[BEGIN Source document]

Re: [PATCH] platform/chrome: cros_ec_typec: Check for EC driver

From: Akihiko Odaki
Date: Thu Apr 07 2022 - 13:04:06 EST


On 2022/04/08 1:28, Guenter Roeck wrote:
On Wed, Apr 6, 2022 at 6:16 PM Akihiko Odaki <akihiko.odaki@xxxxxxxxx> wrote:
[ ... ]
ec_dev = dev_get_drvdata(&typec->ec->ec->dev);

I completely missed the part that this is not on the parent.

+ if (!ec_dev)
+ return -EPROBE_DEFER;
[ ... ]

1. The parent exists and dev_get_drvdata(pdev->dev.parent) returns
non-NULL value. However, dev_get_drvdata(&typec->ec->ec->dev) returns
NULL. (Yes, that is confusing.) I'm wondering

I am actually surprised that typec->ec->ec is not NULL. Underlying
problem (or, one underlying problem) is that it is set in
cros_ec_register():

/* Register a platform device for the main EC instance */
ec_dev->ec = platform_device_register_data(ec_dev->dev, "cros-ec-dev",
PLATFORM_DEVID_AUTO, &ec_p,
sizeof(struct cros_ec_platform));

"cros-ec-dev" is the mfd device which instantiates the character
device. On devicetree (arm64) systems, the typec device is registered
as child of google,cros-ec-spi and thus should be instantiated only
after the spi device has been instantiated. The same should happen on
ACPI systems, but I don't know if that is really correct.

[END Source document]
[BEGIN Items]

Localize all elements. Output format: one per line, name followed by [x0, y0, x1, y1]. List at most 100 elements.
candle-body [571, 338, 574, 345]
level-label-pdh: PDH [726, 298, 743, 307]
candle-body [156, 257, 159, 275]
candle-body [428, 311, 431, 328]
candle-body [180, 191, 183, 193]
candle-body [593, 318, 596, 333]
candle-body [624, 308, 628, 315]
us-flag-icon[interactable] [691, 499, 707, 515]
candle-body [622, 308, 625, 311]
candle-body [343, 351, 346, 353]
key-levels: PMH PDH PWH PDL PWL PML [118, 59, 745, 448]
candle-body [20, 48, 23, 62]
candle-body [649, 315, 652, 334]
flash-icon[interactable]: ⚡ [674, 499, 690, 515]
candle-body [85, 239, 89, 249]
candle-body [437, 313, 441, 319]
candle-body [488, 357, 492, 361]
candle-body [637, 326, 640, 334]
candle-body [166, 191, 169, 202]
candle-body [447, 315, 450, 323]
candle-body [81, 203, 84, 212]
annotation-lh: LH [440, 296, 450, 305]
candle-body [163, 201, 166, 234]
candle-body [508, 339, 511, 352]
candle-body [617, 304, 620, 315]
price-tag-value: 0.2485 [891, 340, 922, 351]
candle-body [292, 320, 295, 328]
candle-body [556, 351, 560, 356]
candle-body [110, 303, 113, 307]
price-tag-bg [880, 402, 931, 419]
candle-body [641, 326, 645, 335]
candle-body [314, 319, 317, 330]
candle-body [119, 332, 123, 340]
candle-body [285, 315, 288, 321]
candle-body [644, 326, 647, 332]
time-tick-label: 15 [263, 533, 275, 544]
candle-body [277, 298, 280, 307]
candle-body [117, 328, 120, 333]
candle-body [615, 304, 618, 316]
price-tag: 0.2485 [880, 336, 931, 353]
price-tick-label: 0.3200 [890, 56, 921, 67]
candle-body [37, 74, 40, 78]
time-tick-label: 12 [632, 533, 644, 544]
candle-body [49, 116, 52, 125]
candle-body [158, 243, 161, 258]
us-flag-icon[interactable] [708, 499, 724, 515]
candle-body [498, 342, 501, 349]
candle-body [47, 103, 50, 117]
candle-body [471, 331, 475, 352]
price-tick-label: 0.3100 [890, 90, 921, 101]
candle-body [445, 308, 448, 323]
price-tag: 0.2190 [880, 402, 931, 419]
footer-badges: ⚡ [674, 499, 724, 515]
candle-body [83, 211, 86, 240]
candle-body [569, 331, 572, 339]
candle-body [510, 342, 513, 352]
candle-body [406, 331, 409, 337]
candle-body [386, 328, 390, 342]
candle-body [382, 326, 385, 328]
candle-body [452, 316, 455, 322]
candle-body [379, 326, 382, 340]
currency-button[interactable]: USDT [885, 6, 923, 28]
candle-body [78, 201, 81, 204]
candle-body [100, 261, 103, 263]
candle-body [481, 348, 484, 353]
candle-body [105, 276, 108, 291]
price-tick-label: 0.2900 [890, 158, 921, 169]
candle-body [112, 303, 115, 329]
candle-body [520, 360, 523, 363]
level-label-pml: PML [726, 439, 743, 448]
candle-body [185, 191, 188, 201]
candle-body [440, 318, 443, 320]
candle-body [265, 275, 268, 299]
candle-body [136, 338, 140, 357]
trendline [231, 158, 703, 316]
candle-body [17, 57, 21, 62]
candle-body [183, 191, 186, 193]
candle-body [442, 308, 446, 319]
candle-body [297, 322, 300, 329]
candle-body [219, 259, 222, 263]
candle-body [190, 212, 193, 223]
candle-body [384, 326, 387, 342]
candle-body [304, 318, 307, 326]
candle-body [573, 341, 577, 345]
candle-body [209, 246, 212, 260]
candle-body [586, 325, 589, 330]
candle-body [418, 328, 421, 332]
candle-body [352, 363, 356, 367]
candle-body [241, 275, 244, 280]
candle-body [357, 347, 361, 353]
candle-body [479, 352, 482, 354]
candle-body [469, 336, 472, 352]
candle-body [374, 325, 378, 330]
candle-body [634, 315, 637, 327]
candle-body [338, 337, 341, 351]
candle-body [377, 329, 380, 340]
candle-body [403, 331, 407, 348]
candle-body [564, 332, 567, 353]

[END Items]

:: Parts of the exercise ::
1. Translate this sentence from the kernel patch discussion into Spanish: "I completely missed the part that this is not on the parent."
2. Answer these questions using the kernel patch discussion:
(a) On what date and at what time was the message sent?
(b) In which function is typec->ec->ec set?
(c) On devicetree (arm64) systems, the typec device is registered as a child of which device?
3. Write the next part of the kernel patch discussion, picking up after its last sentence.

:: Outputs for the tasks ::
1. Se me pasó por completo la parte de que esto no está en el padre.

2.
(a) Thu Apr 07 2022 - 13:04:06 EST
(b) cros_ec_register()
(c) google,cros-ec-spi

3.
I don't know what exactly is happening, but apparently typec
registration happens in parallel with cros-ec-dev registration, which
is delayed because the character device is not loaded. As mentioned, I
don't understand why typec->ec->ec is not NULL. Can you check what it
points to ?

If I read the code correctly, the registration itself happens synchronously and platform_device_register_data() always returns a non-NULL value unless it returns -ENOMEM. The driver, however, can be asynchronously bound and dev_get_drvdata(&typec->ec->ec->dev) can return NULL as the consequence. It would have a call trace like the following when scheduling asynchronous driver binding:
platform_device_register_data()
platform_device_register_resndata()
platform_device_register_full()
- This always creates and returns platform_device.
platform_device_add()
- This adds the created platform_device.
device_add()
bus_probe_device()
device_initial_probe()
__device_attach()
- This schedules asynchronous probing.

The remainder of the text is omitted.